(Extracts from a graphics dataset)
+-------+

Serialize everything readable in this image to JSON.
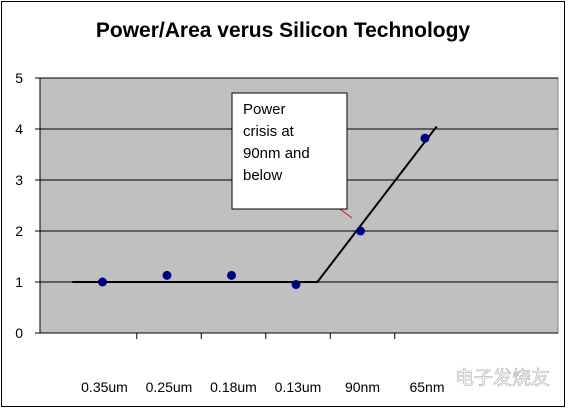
{
  "chart_data": {
    "type": "scatter",
    "title": "Power/Area verus Silicon Technology",
    "xlabel": "",
    "ylabel": "",
    "categories": [
      "0.35um",
      "0.25um",
      "0.18um",
      "0.13um",
      "90nm",
      "65nm"
    ],
    "points": [
      {
        "x": "0.35um",
        "y": 1.0
      },
      {
        "x": "0.25um",
        "y": 1.13
      },
      {
        "x": "0.18um",
        "y": 1.13
      },
      {
        "x": "0.13um",
        "y": 0.95
      },
      {
        "x": "90nm",
        "y": 2.0
      },
      {
        "x": "65nm",
        "y": 3.82
      }
    ],
    "trend_line": [
      {
        "x": "0.35um",
        "y": 1.0
      },
      {
        "x": "0.13um",
        "y": 1.0
      },
      {
        "x": "65nm",
        "y": 4.05
      }
    ],
    "ylim": [
      0,
      5
    ],
    "yticks": [
      0,
      1,
      2,
      3,
      4,
      5
    ],
    "grid": true,
    "annotation": "Power crisis at 90nm and below",
    "colors": {
      "plot_area": "#c0c0c0",
      "marker": "#00007f",
      "trend_line": "#000000",
      "annotation_pointer": "#ff0000"
    }
  },
  "watermark": "电子发烧友"
}
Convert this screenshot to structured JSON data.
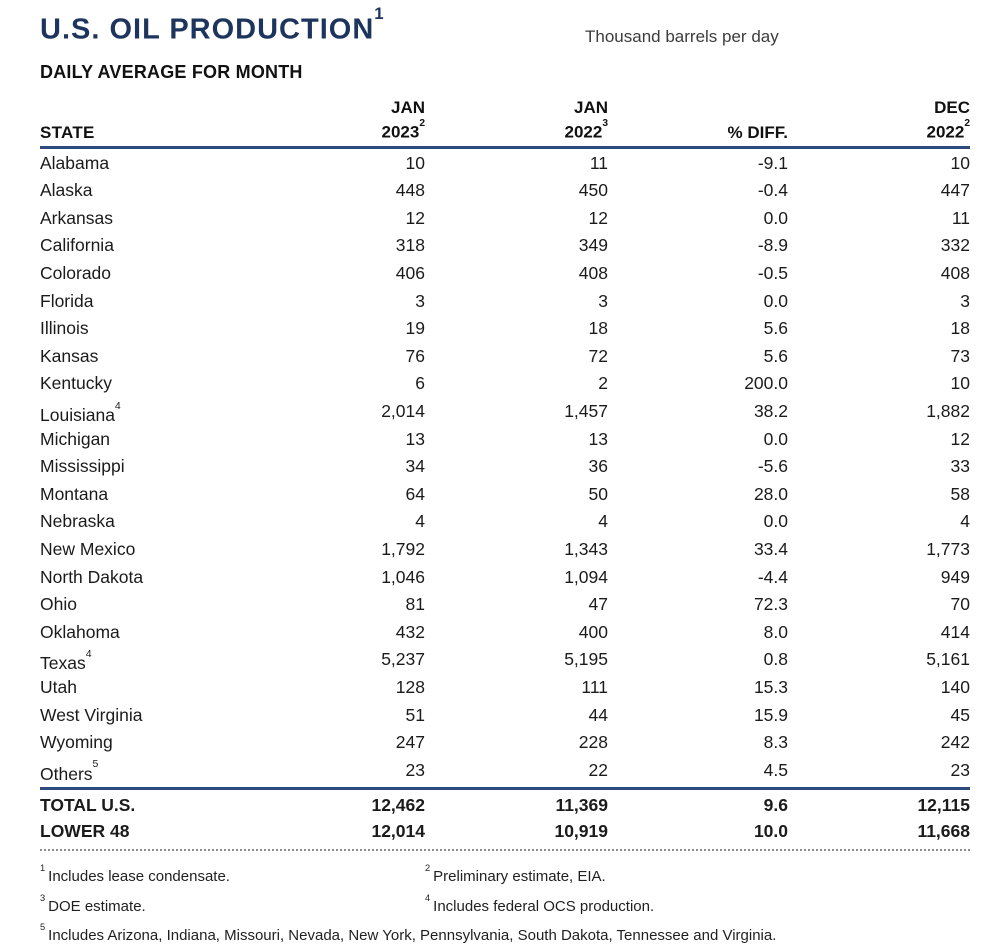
{
  "header": {
    "title": "U.S. OIL PRODUCTION",
    "title_sup": "1",
    "units": "Thousand barrels per day",
    "subtitle": "DAILY AVERAGE FOR MONTH"
  },
  "colors": {
    "title_navy": "#1d345c",
    "rule_navy": "#2d4b7c",
    "body_text": "#1b1b1b",
    "dotted_gray": "#8b8b8b"
  },
  "table": {
    "columns": {
      "state": "STATE",
      "col1_line1": "JAN",
      "col1_line2": "2023",
      "col1_sup": "2",
      "col2_line1": "JAN",
      "col2_line2": "2022",
      "col2_sup": "3",
      "col3": "% DIFF.",
      "col4_line1": "DEC",
      "col4_line2": "2022",
      "col4_sup": "2"
    },
    "rows": [
      {
        "state": "Alabama",
        "jan2023": "10",
        "jan2022": "11",
        "pct_diff": "-9.1",
        "dec2022": "10"
      },
      {
        "state": "Alaska",
        "jan2023": "448",
        "jan2022": "450",
        "pct_diff": "-0.4",
        "dec2022": "447"
      },
      {
        "state": "Arkansas",
        "jan2023": "12",
        "jan2022": "12",
        "pct_diff": "0.0",
        "dec2022": "11"
      },
      {
        "state": "California",
        "jan2023": "318",
        "jan2022": "349",
        "pct_diff": "-8.9",
        "dec2022": "332"
      },
      {
        "state": "Colorado",
        "jan2023": "406",
        "jan2022": "408",
        "pct_diff": "-0.5",
        "dec2022": "408"
      },
      {
        "state": "Florida",
        "jan2023": "3",
        "jan2022": "3",
        "pct_diff": "0.0",
        "dec2022": "3"
      },
      {
        "state": "Illinois",
        "jan2023": "19",
        "jan2022": "18",
        "pct_diff": "5.6",
        "dec2022": "18"
      },
      {
        "state": "Kansas",
        "jan2023": "76",
        "jan2022": "72",
        "pct_diff": "5.6",
        "dec2022": "73"
      },
      {
        "state": "Kentucky",
        "jan2023": "6",
        "jan2022": "2",
        "pct_diff": "200.0",
        "dec2022": "10"
      },
      {
        "state": "Louisiana",
        "sup": "4",
        "jan2023": "2,014",
        "jan2022": "1,457",
        "pct_diff": "38.2",
        "dec2022": "1,882"
      },
      {
        "state": "Michigan",
        "jan2023": "13",
        "jan2022": "13",
        "pct_diff": "0.0",
        "dec2022": "12"
      },
      {
        "state": "Mississippi",
        "jan2023": "34",
        "jan2022": "36",
        "pct_diff": "-5.6",
        "dec2022": "33"
      },
      {
        "state": "Montana",
        "jan2023": "64",
        "jan2022": "50",
        "pct_diff": "28.0",
        "dec2022": "58"
      },
      {
        "state": "Nebraska",
        "jan2023": "4",
        "jan2022": "4",
        "pct_diff": "0.0",
        "dec2022": "4"
      },
      {
        "state": "New Mexico",
        "jan2023": "1,792",
        "jan2022": "1,343",
        "pct_diff": "33.4",
        "dec2022": "1,773"
      },
      {
        "state": "North Dakota",
        "jan2023": "1,046",
        "jan2022": "1,094",
        "pct_diff": "-4.4",
        "dec2022": "949"
      },
      {
        "state": "Ohio",
        "jan2023": "81",
        "jan2022": "47",
        "pct_diff": "72.3",
        "dec2022": "70"
      },
      {
        "state": "Oklahoma",
        "jan2023": "432",
        "jan2022": "400",
        "pct_diff": "8.0",
        "dec2022": "414"
      },
      {
        "state": "Texas",
        "sup": "4",
        "jan2023": "5,237",
        "jan2022": "5,195",
        "pct_diff": "0.8",
        "dec2022": "5,161"
      },
      {
        "state": "Utah",
        "jan2023": "128",
        "jan2022": "111",
        "pct_diff": "15.3",
        "dec2022": "140"
      },
      {
        "state": "West Virginia",
        "jan2023": "51",
        "jan2022": "44",
        "pct_diff": "15.9",
        "dec2022": "45"
      },
      {
        "state": "Wyoming",
        "jan2023": "247",
        "jan2022": "228",
        "pct_diff": "8.3",
        "dec2022": "242"
      },
      {
        "state": "Others",
        "sup": "5",
        "jan2023": "23",
        "jan2022": "22",
        "pct_diff": "4.5",
        "dec2022": "23"
      }
    ],
    "totals": [
      {
        "state": "TOTAL U.S.",
        "jan2023": "12,462",
        "jan2022": "11,369",
        "pct_diff": "9.6",
        "dec2022": "12,115"
      },
      {
        "state": "LOWER 48",
        "jan2023": "12,014",
        "jan2022": "10,919",
        "pct_diff": "10.0",
        "dec2022": "11,668"
      }
    ]
  },
  "footnotes": [
    {
      "sup": "1",
      "text": "Includes lease condensate."
    },
    {
      "sup": "2",
      "text": "Preliminary estimate, EIA."
    },
    {
      "sup": "3",
      "text": "DOE estimate."
    },
    {
      "sup": "4",
      "text": "Includes federal OCS production."
    },
    {
      "sup": "5",
      "text": "Includes Arizona, Indiana, Missouri, Nevada, New York, Pennsylvania, South Dakota, Tennessee and Virginia."
    }
  ]
}
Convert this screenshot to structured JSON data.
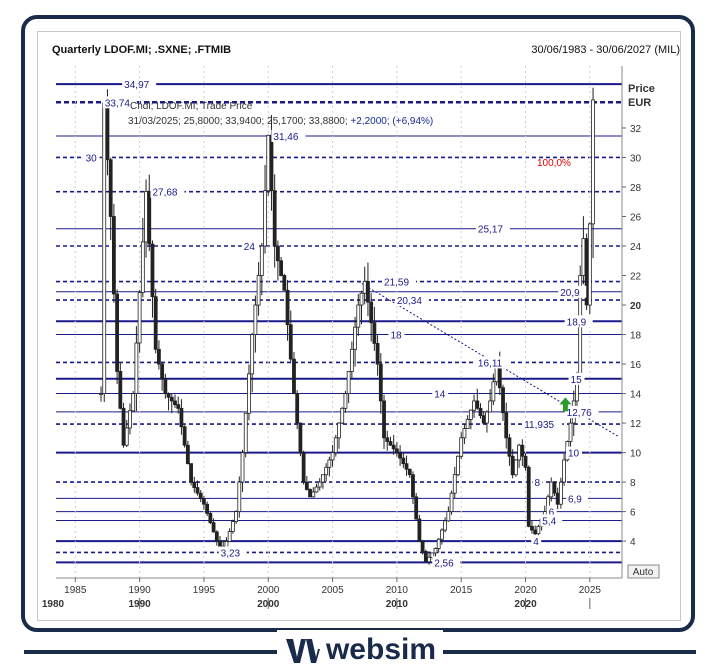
{
  "header": {
    "title": "Quarterly LDOF.MI; .SXNE; .FTMIB",
    "date_range": "30/06/1983 - 30/06/2027 (MIL)"
  },
  "brand": {
    "name": "websim"
  },
  "chart_data": {
    "type": "candlestick",
    "price_axis_label": [
      "Price",
      "EUR"
    ],
    "auto_label": "Auto",
    "info": {
      "line1": "Cndl; LDOF.MI; Trade Price",
      "line2a": "31/03/2025; 25,8000; 33,9400; 25,1700; 33,8800; ",
      "line2b": "+2,2000; (+6,94%)"
    },
    "pct_label": "100,0%",
    "ylim": [
      1.5,
      36.2
    ],
    "y_ticks": [
      4,
      6,
      8,
      10,
      12,
      14,
      16,
      18,
      20,
      22,
      24,
      26,
      28,
      30,
      32
    ],
    "y_tick_labels": [
      "4",
      "6",
      "8",
      "10",
      "12",
      "14",
      "16",
      "18",
      "20",
      "22",
      "24",
      "26",
      "28",
      "30",
      "32"
    ],
    "xlim": [
      1983.5,
      2027.5
    ],
    "x_ticks": [
      1985,
      1990,
      1995,
      2000,
      2005,
      2010,
      2015,
      2020,
      2025
    ],
    "x_tick_labels": [
      "1985",
      "1990",
      "1995",
      "2000",
      "2005",
      "2010",
      "2015",
      "2020",
      "2025"
    ],
    "decades": [
      {
        "x": 1980,
        "label": "1980"
      },
      {
        "x": 1990,
        "label": "1990"
      },
      {
        "x": 2000,
        "label": "2000"
      },
      {
        "x": 2010,
        "label": "2010"
      },
      {
        "x": 2020,
        "label": "2020"
      }
    ],
    "levels": [
      {
        "value": 34.97,
        "label": "34,97",
        "style": "thick",
        "lx": 1988.8
      },
      {
        "value": 33.74,
        "label": "33,74",
        "style": "dashed-thick",
        "lx": 1987.3
      },
      {
        "value": 31.46,
        "label": "31,46",
        "style": "thin",
        "lx": 2000.4
      },
      {
        "value": 30,
        "label": "30",
        "style": "dashed",
        "lx": 1985.8
      },
      {
        "value": 27.68,
        "label": "27,68",
        "style": "dashed",
        "lx": 1991.0
      },
      {
        "value": 25.17,
        "label": "25,17",
        "style": "thin",
        "lx": 2016.3
      },
      {
        "value": 24,
        "label": "24",
        "style": "dashed",
        "lx": 1998.1
      },
      {
        "value": 21.59,
        "label": "21,59",
        "style": "dashed",
        "lx": 2009.0
      },
      {
        "value": 20.9,
        "label": "20,9",
        "style": "thin",
        "lx": 2022.7
      },
      {
        "value": 20.34,
        "label": "20,34",
        "style": "dashed",
        "lx": 2010.0
      },
      {
        "value": 18.9,
        "label": "18,9",
        "style": "thick",
        "lx": 2023.2
      },
      {
        "value": 18,
        "label": "18",
        "style": "thin",
        "lx": 2009.5
      },
      {
        "value": 16.11,
        "label": "16,11",
        "style": "dashed",
        "lx": 2016.3
      },
      {
        "value": 15,
        "label": "15",
        "style": "thick",
        "lx": 2023.5
      },
      {
        "value": 14,
        "label": "14",
        "style": "thin",
        "lx": 2012.9
      },
      {
        "value": 12.76,
        "label": "12,76",
        "style": "thin",
        "lx": 2023.2
      },
      {
        "value": 11.935,
        "label": "11,935",
        "style": "dashed",
        "lx": 2019.9
      },
      {
        "value": 10,
        "label": "10",
        "style": "thick",
        "lx": 2023.3
      },
      {
        "value": 8,
        "label": "8",
        "style": "dashed",
        "lx": 2020.7
      },
      {
        "value": 6.9,
        "label": "6,9",
        "style": "thin",
        "lx": 2023.3
      },
      {
        "value": 6,
        "label": "6",
        "style": "thin",
        "lx": 2021.8
      },
      {
        "value": 5.4,
        "label": "5,4",
        "style": "thin",
        "lx": 2021.3
      },
      {
        "value": 4,
        "label": "4",
        "style": "thick",
        "lx": 2020.6
      },
      {
        "value": 3.23,
        "label": "3,23",
        "style": "dashed",
        "lx": 1996.3
      },
      {
        "value": 2.56,
        "label": "2,56",
        "style": "thick",
        "lx": 2012.9
      }
    ],
    "trendline": {
      "x1": 2007.0,
      "y1": 21.6,
      "x2": 2027.2,
      "y2": 11.1
    },
    "signal_arrow": {
      "x": 2023.1,
      "y": 13.2
    },
    "anchors": [
      [
        1987.0,
        14.0
      ],
      [
        1987.25,
        33.7
      ],
      [
        1987.75,
        26.0
      ],
      [
        1988.25,
        15.5
      ],
      [
        1988.75,
        10.5
      ],
      [
        1989.5,
        14.0
      ],
      [
        1990.5,
        27.7
      ],
      [
        1991.25,
        17.0
      ],
      [
        1992.0,
        14.0
      ],
      [
        1993.0,
        13.0
      ],
      [
        1994.0,
        8.0
      ],
      [
        1995.0,
        6.5
      ],
      [
        1996.0,
        4.0
      ],
      [
        1996.5,
        3.3
      ],
      [
        1997.5,
        6.0
      ],
      [
        1998.0,
        10.0
      ],
      [
        1998.75,
        18.0
      ],
      [
        1999.5,
        24.0
      ],
      [
        2000.0,
        31.5
      ],
      [
        2000.5,
        24.0
      ],
      [
        2001.25,
        21.0
      ],
      [
        2002.0,
        14.0
      ],
      [
        2002.75,
        8.0
      ],
      [
        2003.25,
        7.0
      ],
      [
        2004.0,
        8.0
      ],
      [
        2005.0,
        10.0
      ],
      [
        2006.0,
        14.0
      ],
      [
        2007.0,
        20.0
      ],
      [
        2007.5,
        21.6
      ],
      [
        2008.5,
        16.0
      ],
      [
        2009.0,
        11.0
      ],
      [
        2010.0,
        10.0
      ],
      [
        2011.0,
        8.5
      ],
      [
        2011.75,
        4.0
      ],
      [
        2012.25,
        2.6
      ],
      [
        2013.0,
        3.5
      ],
      [
        2014.0,
        6.0
      ],
      [
        2015.0,
        11.0
      ],
      [
        2016.0,
        13.5
      ],
      [
        2016.75,
        12.0
      ],
      [
        2017.25,
        13.5
      ],
      [
        2017.75,
        16.1
      ],
      [
        2018.5,
        11.0
      ],
      [
        2019.0,
        8.5
      ],
      [
        2019.5,
        10.5
      ],
      [
        2020.0,
        9.0
      ],
      [
        2020.25,
        5.0
      ],
      [
        2020.75,
        4.5
      ],
      [
        2021.5,
        6.0
      ],
      [
        2022.0,
        8.0
      ],
      [
        2022.5,
        6.5
      ],
      [
        2023.0,
        9.5
      ],
      [
        2023.5,
        12.0
      ],
      [
        2024.0,
        15.0
      ],
      [
        2024.25,
        22.0
      ],
      [
        2024.5,
        24.5
      ],
      [
        2024.75,
        20.0
      ],
      [
        2025.0,
        25.5
      ],
      [
        2025.25,
        33.9
      ]
    ]
  }
}
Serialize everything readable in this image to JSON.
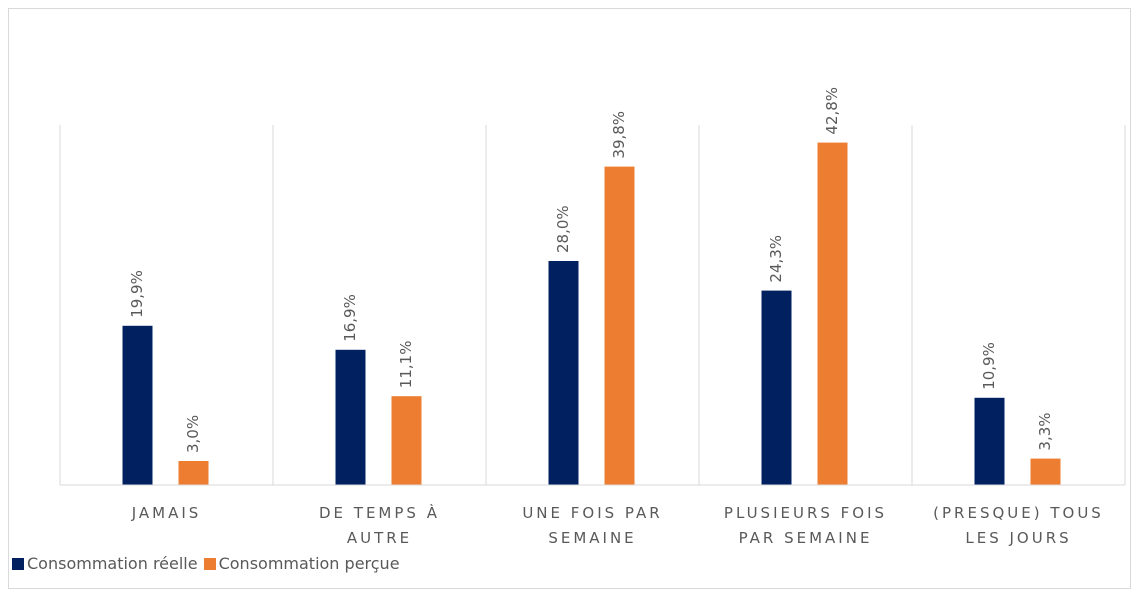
{
  "chart_data": {
    "type": "bar",
    "categories": [
      "JAMAIS",
      "DE TEMPS À AUTRE",
      "UNE FOIS PAR SEMAINE",
      "PLUSIEURS FOIS PAR SEMAINE",
      "(PRESQUE) TOUS LES JOURS"
    ],
    "series": [
      {
        "name": "Consommation réelle",
        "color": "#002060",
        "values": [
          19.9,
          16.9,
          28.0,
          24.3,
          10.9
        ],
        "value_labels": [
          "19,9%",
          "16,9%",
          "28,0%",
          "24,3%",
          "10,9%"
        ]
      },
      {
        "name": "Consommation perçue",
        "color": "#ED7D31",
        "values": [
          3.0,
          11.1,
          39.8,
          42.8,
          3.3
        ],
        "value_labels": [
          "3,0%",
          "11,1%",
          "39,8%",
          "42,8%",
          "3,3%"
        ]
      }
    ],
    "ylim": [
      0,
      45
    ],
    "legend": "bottom-left"
  }
}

+-------+

• **Exercise aim**
Show each line holding the word "FOIS".

• **The solution**
      "UNE FOIS PAR SEMAINE",
      "PLUSIEURS FOIS PAR SEMAINE",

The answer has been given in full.